What you have to do |
In the entries below, find the lines with the word "rgba" and copy them.

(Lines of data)
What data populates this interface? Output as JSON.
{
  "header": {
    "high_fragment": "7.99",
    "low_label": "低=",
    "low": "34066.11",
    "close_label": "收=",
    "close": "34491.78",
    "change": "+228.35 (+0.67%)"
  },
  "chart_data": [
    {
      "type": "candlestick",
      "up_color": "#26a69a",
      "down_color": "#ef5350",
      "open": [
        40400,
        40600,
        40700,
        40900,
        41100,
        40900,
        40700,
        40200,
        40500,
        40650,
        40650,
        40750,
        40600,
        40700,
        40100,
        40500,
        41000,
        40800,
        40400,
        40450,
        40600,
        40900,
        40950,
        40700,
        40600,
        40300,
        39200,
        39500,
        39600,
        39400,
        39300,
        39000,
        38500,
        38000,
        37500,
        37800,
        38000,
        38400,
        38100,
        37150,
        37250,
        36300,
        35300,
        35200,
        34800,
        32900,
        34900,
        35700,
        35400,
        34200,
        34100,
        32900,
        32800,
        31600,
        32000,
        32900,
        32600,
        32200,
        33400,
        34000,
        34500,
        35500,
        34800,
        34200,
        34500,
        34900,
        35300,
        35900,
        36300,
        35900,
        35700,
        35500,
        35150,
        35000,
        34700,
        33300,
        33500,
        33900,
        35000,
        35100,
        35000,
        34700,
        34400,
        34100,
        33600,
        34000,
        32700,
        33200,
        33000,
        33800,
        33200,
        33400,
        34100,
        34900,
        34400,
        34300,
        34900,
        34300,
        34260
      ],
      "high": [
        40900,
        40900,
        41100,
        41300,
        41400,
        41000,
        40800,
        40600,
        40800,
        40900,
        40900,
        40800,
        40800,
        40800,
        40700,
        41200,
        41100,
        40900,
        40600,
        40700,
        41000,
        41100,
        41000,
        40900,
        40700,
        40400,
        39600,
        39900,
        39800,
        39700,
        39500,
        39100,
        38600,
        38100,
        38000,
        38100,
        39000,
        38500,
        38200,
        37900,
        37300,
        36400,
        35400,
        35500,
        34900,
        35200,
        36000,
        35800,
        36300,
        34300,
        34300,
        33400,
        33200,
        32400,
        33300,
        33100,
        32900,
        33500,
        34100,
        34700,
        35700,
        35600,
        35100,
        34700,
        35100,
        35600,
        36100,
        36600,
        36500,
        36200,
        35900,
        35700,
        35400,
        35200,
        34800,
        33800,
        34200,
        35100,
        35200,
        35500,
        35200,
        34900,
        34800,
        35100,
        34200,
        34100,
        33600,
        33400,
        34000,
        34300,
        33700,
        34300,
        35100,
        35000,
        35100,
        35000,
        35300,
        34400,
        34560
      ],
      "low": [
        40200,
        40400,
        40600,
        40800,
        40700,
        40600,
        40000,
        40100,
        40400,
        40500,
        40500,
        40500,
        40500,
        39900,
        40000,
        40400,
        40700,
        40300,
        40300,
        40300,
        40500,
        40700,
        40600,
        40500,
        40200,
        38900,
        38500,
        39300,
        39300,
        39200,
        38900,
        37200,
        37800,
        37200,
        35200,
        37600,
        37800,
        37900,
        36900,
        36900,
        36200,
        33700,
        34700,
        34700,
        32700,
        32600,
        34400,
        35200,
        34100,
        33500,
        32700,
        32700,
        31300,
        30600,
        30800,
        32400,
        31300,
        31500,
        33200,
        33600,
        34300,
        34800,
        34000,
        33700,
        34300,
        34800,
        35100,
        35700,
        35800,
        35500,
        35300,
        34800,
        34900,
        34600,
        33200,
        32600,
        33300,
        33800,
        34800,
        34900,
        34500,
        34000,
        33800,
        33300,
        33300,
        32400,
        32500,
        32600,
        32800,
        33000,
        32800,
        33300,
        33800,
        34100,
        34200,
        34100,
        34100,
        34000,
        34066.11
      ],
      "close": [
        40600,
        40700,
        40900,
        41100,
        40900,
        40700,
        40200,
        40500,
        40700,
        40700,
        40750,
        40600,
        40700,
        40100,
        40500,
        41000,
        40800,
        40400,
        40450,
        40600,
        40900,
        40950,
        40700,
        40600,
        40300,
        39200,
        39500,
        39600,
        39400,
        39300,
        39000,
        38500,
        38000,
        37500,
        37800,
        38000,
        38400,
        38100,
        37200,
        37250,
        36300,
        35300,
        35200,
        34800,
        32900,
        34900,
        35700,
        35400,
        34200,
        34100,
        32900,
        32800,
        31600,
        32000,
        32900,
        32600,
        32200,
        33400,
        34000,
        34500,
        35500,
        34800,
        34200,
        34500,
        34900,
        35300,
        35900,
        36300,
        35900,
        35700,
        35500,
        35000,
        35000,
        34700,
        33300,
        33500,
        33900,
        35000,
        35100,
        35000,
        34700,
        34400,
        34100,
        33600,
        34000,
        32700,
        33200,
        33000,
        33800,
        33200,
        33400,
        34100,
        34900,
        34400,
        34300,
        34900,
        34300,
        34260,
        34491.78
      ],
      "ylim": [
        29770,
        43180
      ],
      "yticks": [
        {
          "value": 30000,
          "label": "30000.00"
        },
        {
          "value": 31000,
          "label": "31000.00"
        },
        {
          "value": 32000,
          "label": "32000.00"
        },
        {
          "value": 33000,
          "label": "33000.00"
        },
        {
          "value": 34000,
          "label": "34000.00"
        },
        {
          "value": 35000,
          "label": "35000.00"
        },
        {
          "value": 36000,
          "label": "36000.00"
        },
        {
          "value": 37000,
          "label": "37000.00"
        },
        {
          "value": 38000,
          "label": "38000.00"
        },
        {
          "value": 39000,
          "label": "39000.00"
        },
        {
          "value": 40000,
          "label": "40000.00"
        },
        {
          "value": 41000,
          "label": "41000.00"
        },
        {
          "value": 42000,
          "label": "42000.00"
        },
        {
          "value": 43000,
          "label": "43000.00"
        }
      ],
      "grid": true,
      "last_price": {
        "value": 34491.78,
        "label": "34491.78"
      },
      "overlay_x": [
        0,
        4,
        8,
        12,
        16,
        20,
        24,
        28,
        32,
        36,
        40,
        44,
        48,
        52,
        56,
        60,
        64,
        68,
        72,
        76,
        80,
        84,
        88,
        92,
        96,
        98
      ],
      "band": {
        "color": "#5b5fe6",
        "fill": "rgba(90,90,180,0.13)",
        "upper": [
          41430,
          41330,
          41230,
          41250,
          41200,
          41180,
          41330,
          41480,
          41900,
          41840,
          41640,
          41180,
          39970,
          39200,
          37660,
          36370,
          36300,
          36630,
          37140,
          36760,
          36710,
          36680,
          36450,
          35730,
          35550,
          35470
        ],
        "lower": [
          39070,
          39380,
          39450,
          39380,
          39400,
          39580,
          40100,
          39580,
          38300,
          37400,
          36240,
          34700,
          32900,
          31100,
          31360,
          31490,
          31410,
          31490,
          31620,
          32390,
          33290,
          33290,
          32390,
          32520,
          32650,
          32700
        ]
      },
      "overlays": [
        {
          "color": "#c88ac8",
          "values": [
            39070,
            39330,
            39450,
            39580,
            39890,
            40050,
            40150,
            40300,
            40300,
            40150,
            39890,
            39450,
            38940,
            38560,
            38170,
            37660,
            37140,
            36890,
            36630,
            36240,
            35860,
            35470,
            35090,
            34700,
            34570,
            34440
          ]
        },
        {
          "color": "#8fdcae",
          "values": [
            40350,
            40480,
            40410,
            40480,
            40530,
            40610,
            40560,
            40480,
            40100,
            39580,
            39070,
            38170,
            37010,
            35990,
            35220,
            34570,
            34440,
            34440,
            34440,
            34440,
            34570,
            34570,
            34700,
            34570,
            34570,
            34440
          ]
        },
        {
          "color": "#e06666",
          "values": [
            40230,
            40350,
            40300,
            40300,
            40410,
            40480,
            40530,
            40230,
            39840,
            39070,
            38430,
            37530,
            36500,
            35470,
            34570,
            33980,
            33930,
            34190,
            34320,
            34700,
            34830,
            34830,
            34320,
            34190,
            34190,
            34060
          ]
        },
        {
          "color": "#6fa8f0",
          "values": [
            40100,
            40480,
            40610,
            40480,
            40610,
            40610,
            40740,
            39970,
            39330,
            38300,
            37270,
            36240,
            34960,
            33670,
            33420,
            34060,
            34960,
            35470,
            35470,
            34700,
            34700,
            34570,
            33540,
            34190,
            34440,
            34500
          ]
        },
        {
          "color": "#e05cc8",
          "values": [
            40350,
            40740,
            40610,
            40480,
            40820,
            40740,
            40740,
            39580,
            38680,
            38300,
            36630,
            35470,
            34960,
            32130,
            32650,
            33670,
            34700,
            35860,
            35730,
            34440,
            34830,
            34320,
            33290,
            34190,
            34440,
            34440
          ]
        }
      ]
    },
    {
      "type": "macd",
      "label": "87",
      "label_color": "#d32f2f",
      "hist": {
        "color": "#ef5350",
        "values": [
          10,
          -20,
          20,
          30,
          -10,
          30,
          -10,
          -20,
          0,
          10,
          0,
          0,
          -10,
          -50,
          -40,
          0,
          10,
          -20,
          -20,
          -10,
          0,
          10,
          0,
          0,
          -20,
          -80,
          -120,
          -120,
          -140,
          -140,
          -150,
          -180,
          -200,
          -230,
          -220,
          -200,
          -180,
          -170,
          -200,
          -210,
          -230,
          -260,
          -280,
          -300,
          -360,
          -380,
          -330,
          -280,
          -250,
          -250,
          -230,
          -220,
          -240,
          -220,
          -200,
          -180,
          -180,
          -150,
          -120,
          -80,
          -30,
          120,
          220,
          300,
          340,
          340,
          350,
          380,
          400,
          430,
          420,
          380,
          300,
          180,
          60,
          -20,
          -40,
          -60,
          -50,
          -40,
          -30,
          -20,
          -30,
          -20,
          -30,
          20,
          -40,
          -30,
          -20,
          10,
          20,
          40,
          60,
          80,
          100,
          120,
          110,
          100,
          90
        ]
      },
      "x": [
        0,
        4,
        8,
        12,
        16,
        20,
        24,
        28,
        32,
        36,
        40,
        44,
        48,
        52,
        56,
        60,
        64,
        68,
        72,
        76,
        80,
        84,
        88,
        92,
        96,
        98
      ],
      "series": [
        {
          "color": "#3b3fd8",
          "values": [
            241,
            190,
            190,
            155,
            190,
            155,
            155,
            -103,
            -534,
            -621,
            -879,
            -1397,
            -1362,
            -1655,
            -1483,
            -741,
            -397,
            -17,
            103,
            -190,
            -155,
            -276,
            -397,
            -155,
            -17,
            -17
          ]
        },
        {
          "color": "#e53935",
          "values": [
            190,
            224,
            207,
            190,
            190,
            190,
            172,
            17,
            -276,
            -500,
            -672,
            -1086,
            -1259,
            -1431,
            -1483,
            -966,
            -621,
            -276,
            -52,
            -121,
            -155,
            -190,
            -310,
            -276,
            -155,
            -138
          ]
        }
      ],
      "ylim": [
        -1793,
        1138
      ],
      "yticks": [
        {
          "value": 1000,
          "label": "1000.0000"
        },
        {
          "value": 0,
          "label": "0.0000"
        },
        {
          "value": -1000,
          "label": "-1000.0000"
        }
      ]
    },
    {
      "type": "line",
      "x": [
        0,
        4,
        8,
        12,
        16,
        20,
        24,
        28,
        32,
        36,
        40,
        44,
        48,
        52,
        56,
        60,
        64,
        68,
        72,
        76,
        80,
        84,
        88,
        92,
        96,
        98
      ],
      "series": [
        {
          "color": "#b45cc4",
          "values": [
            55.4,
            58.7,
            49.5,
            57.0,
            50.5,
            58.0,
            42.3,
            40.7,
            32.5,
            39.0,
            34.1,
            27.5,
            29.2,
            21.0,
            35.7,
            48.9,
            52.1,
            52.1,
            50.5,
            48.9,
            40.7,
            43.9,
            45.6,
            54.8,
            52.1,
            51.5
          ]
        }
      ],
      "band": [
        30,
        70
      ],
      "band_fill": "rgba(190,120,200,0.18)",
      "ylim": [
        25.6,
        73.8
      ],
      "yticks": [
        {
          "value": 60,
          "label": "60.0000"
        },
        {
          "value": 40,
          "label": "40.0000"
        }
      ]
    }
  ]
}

Exercise answer |
        "fill": "rgba(90,90,180,0.13)",
      "band_fill": "rgba(190,120,200,0.18)",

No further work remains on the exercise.